╔══

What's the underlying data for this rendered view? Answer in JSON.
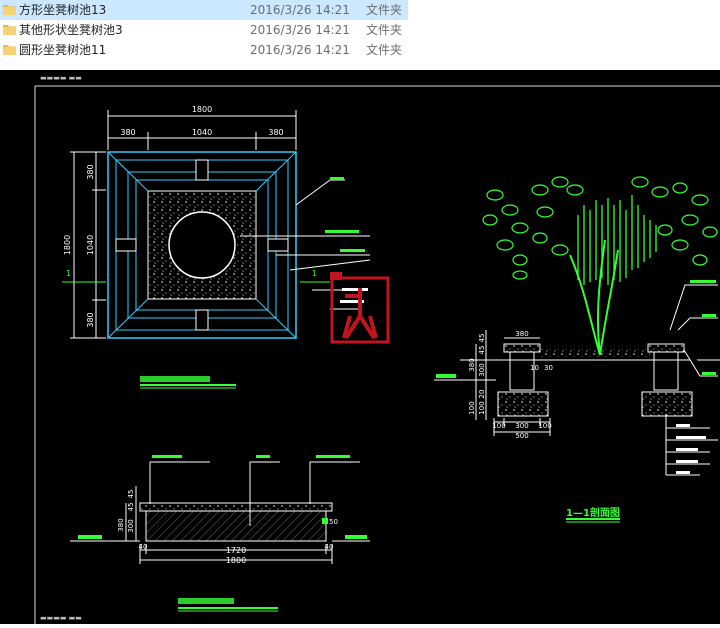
{
  "files": [
    {
      "name": "方形坐凳树池13",
      "date": "2016/3/26 14:21",
      "type": "文件夹"
    },
    {
      "name": "其他形状坐凳树池3",
      "date": "2016/3/26 14:21",
      "type": "文件夹"
    },
    {
      "name": "圆形坐凳树池11",
      "date": "2016/3/26 14:21",
      "type": "文件夹"
    }
  ],
  "drawing": {
    "plan": {
      "overall": "1800",
      "left": "380",
      "mid": "1040",
      "right": "380",
      "v_top": "380",
      "v_mid": "1040",
      "v_bot": "380",
      "sec_mark": "1"
    },
    "elevation": {
      "d1": "40",
      "d2": "1720",
      "d3": "40",
      "total": "1800",
      "h1": "380",
      "h2": "300",
      "h3": "45",
      "h4": "45",
      "side": "50"
    },
    "section": {
      "top": "380",
      "left": "100",
      "mid": "300",
      "right": "100",
      "total": "500",
      "h1": "380",
      "h2": "300",
      "h3": "45",
      "h4": "45",
      "g1": "20",
      "g2": "100",
      "g3": "100",
      "s1": "10",
      "s2": "30",
      "title": "1—1剖面图"
    }
  }
}
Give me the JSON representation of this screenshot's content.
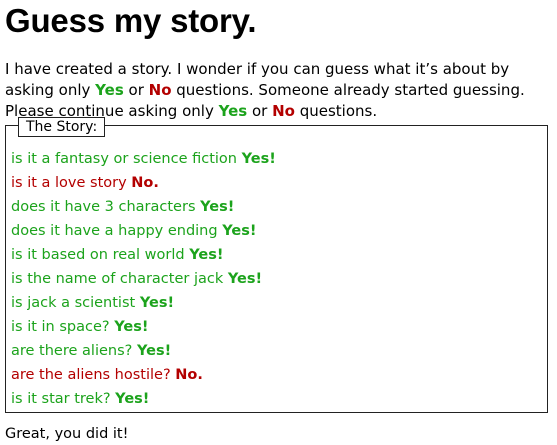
{
  "title": "Guess my story.",
  "intro": {
    "part1": "I have created a story. I wonder if you can guess what it’s about by asking only ",
    "yes1": "Yes",
    "or1": " or ",
    "no1": "No",
    "part2": " questions. Someone already started guessing. Please continue asking only ",
    "yes2": "Yes",
    "or2": " or ",
    "no2": "No",
    "part3": " questions."
  },
  "story_legend": "The Story:",
  "questions": [
    {
      "text": "is it a fantasy or science fiction",
      "answer": "Yes!",
      "kind": "yes"
    },
    {
      "text": "is it a love story",
      "answer": "No.",
      "kind": "no"
    },
    {
      "text": "does it have 3 characters",
      "answer": "Yes!",
      "kind": "yes"
    },
    {
      "text": "does it have a happy ending",
      "answer": "Yes!",
      "kind": "yes"
    },
    {
      "text": "is it based on real world",
      "answer": "Yes!",
      "kind": "yes"
    },
    {
      "text": "is the name of character jack",
      "answer": "Yes!",
      "kind": "yes"
    },
    {
      "text": "is jack a scientist",
      "answer": "Yes!",
      "kind": "yes"
    },
    {
      "text": "is it in space?",
      "answer": "Yes!",
      "kind": "yes"
    },
    {
      "text": "are there aliens?",
      "answer": "Yes!",
      "kind": "yes"
    },
    {
      "text": "are the aliens hostile?",
      "answer": "No.",
      "kind": "no"
    },
    {
      "text": "is it star trek?",
      "answer": "Yes!",
      "kind": "yes"
    }
  ],
  "final_message": "Great, you did it!",
  "colors": {
    "yes": "#1ca31c",
    "no": "#b30000"
  }
}
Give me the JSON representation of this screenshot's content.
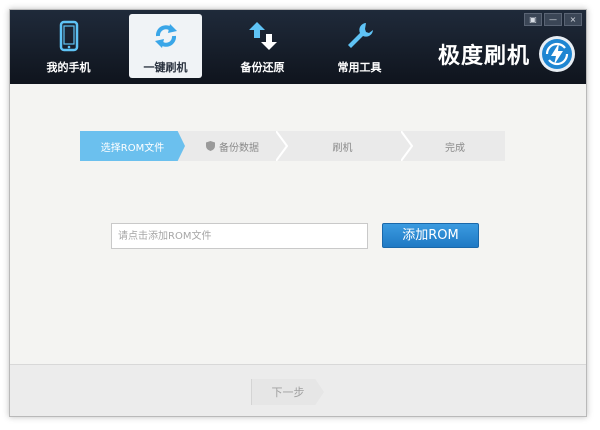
{
  "window": {
    "controls": {
      "menu_icon": "menu-icon",
      "min_label": "—",
      "close_label": "×"
    }
  },
  "nav": {
    "items": [
      {
        "label": "我的手机",
        "icon": "phone-icon"
      },
      {
        "label": "一键刷机",
        "icon": "refresh-icon",
        "active": true
      },
      {
        "label": "备份还原",
        "icon": "updown-arrows-icon"
      },
      {
        "label": "常用工具",
        "icon": "wrench-icon"
      }
    ]
  },
  "brand": {
    "name": "极度刷机",
    "icon": "lightning-refresh-logo"
  },
  "steps": [
    {
      "label": "选择ROM文件",
      "active": true
    },
    {
      "label": "备份数据",
      "icon": "shield-icon"
    },
    {
      "label": "刷机"
    },
    {
      "label": "完成"
    }
  ],
  "rom": {
    "placeholder": "请点击添加ROM文件",
    "button_label": "添加ROM"
  },
  "footer": {
    "next_label": "下一步"
  },
  "colors": {
    "header": "#141a24",
    "accent": "#2a8ad4",
    "step_active": "#6bc0ee",
    "background": "#f4f4f2"
  }
}
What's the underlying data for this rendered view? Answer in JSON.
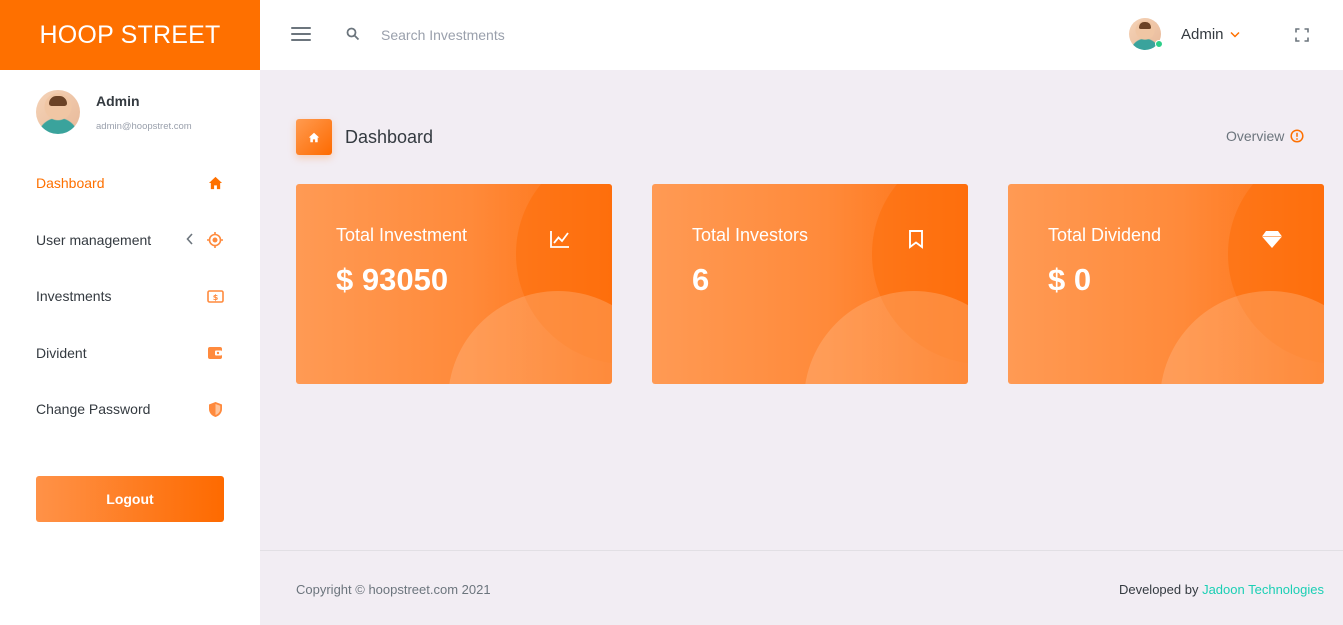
{
  "brand": {
    "name": "HOOP STREET"
  },
  "profile": {
    "name": "Admin",
    "email": "admin@hoopstret.com"
  },
  "sidebar": {
    "items": [
      {
        "label": "Dashboard",
        "icon": "home-icon",
        "active": true
      },
      {
        "label": "User management",
        "icon": "crosshair-icon",
        "has_submenu": true
      },
      {
        "label": "Investments",
        "icon": "dollar-bill-icon"
      },
      {
        "label": "Divident",
        "icon": "wallet-icon"
      },
      {
        "label": "Change Password",
        "icon": "shield-icon"
      }
    ],
    "logout_label": "Logout"
  },
  "topbar": {
    "search_placeholder": "Search Investments",
    "user_name": "Admin"
  },
  "page": {
    "title": "Dashboard",
    "overview_label": "Overview"
  },
  "cards": [
    {
      "title": "Total Investment",
      "value": "$ 93050",
      "icon": "chart-line-icon"
    },
    {
      "title": "Total Investors",
      "value": "6",
      "icon": "bookmark-icon"
    },
    {
      "title": "Total Dividend",
      "value": "$ 0",
      "icon": "diamond-icon"
    }
  ],
  "footer": {
    "copyright": "Copyright © hoopstreet.com 2021",
    "developed_by_prefix": "Developed by",
    "developer_name": "Jadoon Technologies"
  },
  "colors": {
    "accent": "#fe7000",
    "background": "#f2edf3",
    "link": "#1bcfb4"
  }
}
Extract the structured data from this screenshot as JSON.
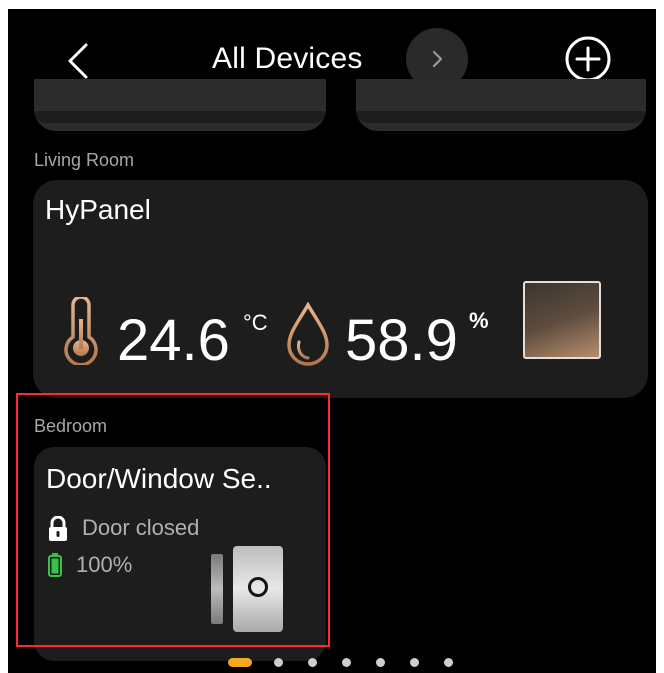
{
  "header": {
    "title": "All Devices"
  },
  "sections": {
    "living_room_label": "Living Room",
    "bedroom_label": "Bedroom"
  },
  "hypanel": {
    "name": "HyPanel",
    "temperature": "24.6",
    "temperature_unit": "°C",
    "humidity": "58.9",
    "humidity_unit": "%"
  },
  "door_sensor": {
    "name": "Door/Window Se..",
    "status": "Door closed",
    "battery": "100%"
  },
  "colors": {
    "accent": "#f5a623",
    "battery_green": "#39c24a",
    "highlight": "#ff2a2a",
    "card_bg": "#1d1d1d"
  },
  "pagination": {
    "total_pages": 7,
    "current_page": 1
  }
}
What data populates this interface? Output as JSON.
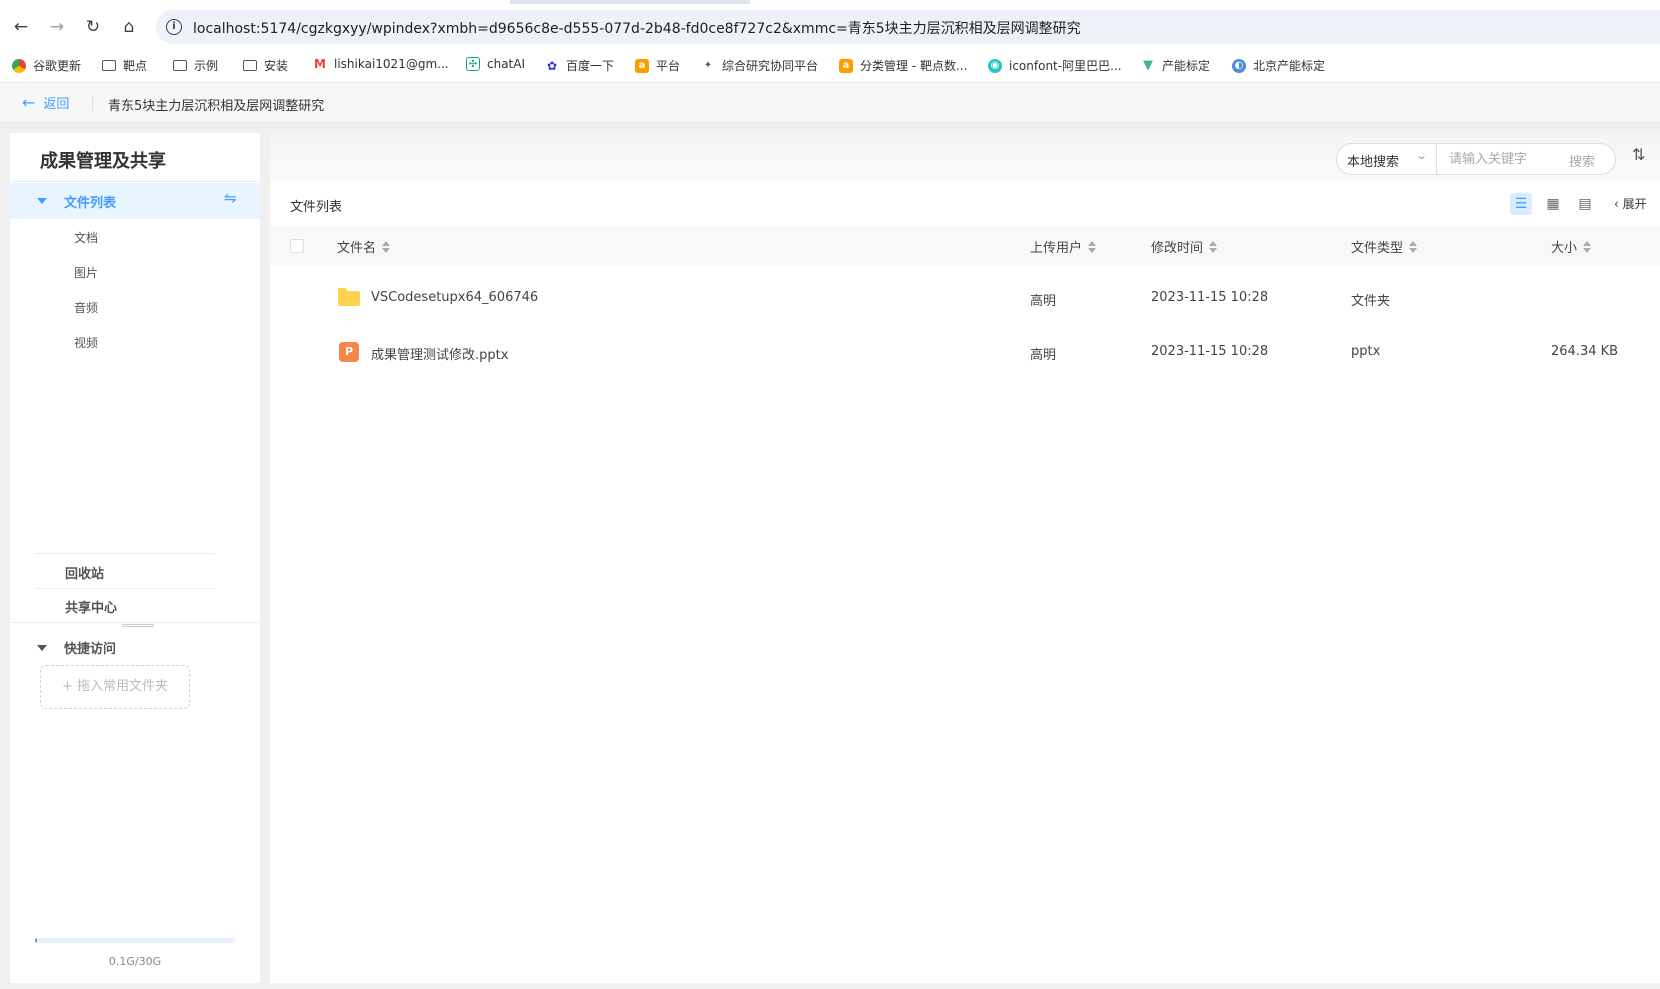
{
  "browser": {
    "url": "localhost:5174/cgzkgxyy/wpindex?xmbh=d9656c8e-d555-077d-2b48-fd0ce8f727c2&xmmc=青东5块主力层沉积相及层网调整研究",
    "bookmarks": [
      {
        "label": "谷歌更新",
        "icon": "chrome-icon"
      },
      {
        "label": "靶点",
        "icon": "folder-icon"
      },
      {
        "label": "示例",
        "icon": "folder-icon"
      },
      {
        "label": "安装",
        "icon": "folder-icon"
      },
      {
        "label": "lishikai1021@gm...",
        "icon": "gmail-icon"
      },
      {
        "label": "chatAI",
        "icon": "chatgpt-icon"
      },
      {
        "label": "百度一下",
        "icon": "baidu-icon"
      },
      {
        "label": "平台",
        "icon": "app-icon"
      },
      {
        "label": "综合研究协同平台",
        "icon": "puzzle-icon"
      },
      {
        "label": "分类管理 - 靶点数...",
        "icon": "app-icon"
      },
      {
        "label": "iconfont-阿里巴巴...",
        "icon": "iconfont-icon"
      },
      {
        "label": "产能标定",
        "icon": "vue-icon"
      },
      {
        "label": "北京产能标定",
        "icon": "globe-icon"
      }
    ]
  },
  "header": {
    "back_label": "返回",
    "project_title": "青东5块主力层沉积相及层网调整研究"
  },
  "sidebar": {
    "title": "成果管理及共享",
    "file_list_label": "文件列表",
    "sub_items": [
      "文档",
      "图片",
      "音频",
      "视频"
    ],
    "recycle_label": "回收站",
    "share_label": "共享中心",
    "quick_access_label": "快捷访问",
    "drop_zone_label": "+ 拖入常用文件夹",
    "storage_text": "0.1G/30G",
    "storage_used_fraction": 0.0033
  },
  "search": {
    "scope": "本地搜索",
    "placeholder": "请输入关键字",
    "button": "搜索"
  },
  "main": {
    "title": "文件列表",
    "expand_label": "展开",
    "columns": [
      "文件名",
      "上传用户",
      "修改时间",
      "文件类型",
      "大小"
    ],
    "rows": [
      {
        "icon": "folder-icon",
        "name": "VSCodesetupx64_606746",
        "user": "高明",
        "modified": "2023-11-15 10:28",
        "type": "文件夹",
        "size": ""
      },
      {
        "icon": "pptx-icon",
        "icon_letter": "P",
        "name": "成果管理测试修改.pptx",
        "user": "高明",
        "modified": "2023-11-15 10:28",
        "type": "pptx",
        "size": "264.34 KB"
      }
    ]
  },
  "colors": {
    "accent": "#409eff",
    "folder": "#ffd24d",
    "pptx": "#f4864a"
  }
}
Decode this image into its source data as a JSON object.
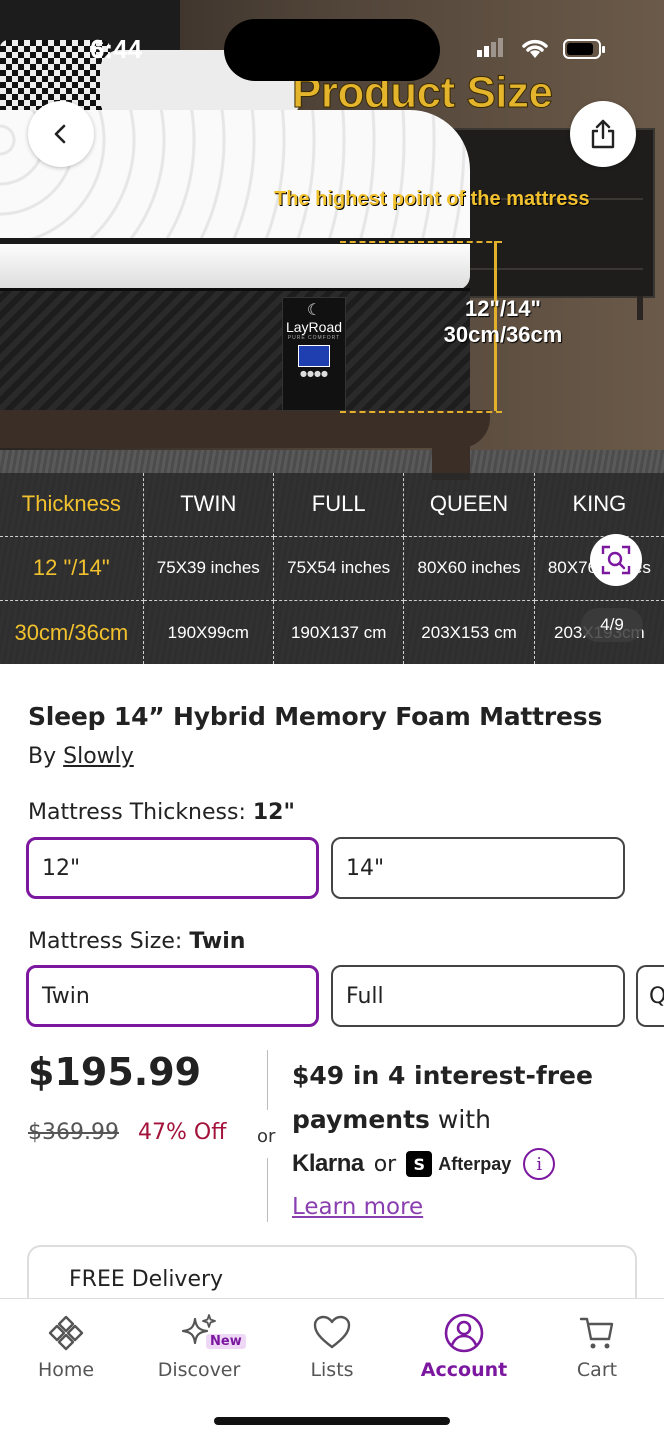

╚══

### Short task
Go through the records and gather the lines that hold "questions".

### Result of the exercise
    "part2": " questions. Someone already started guessing. Please continue asking only ",
    "part3": " questions."
  "questions": [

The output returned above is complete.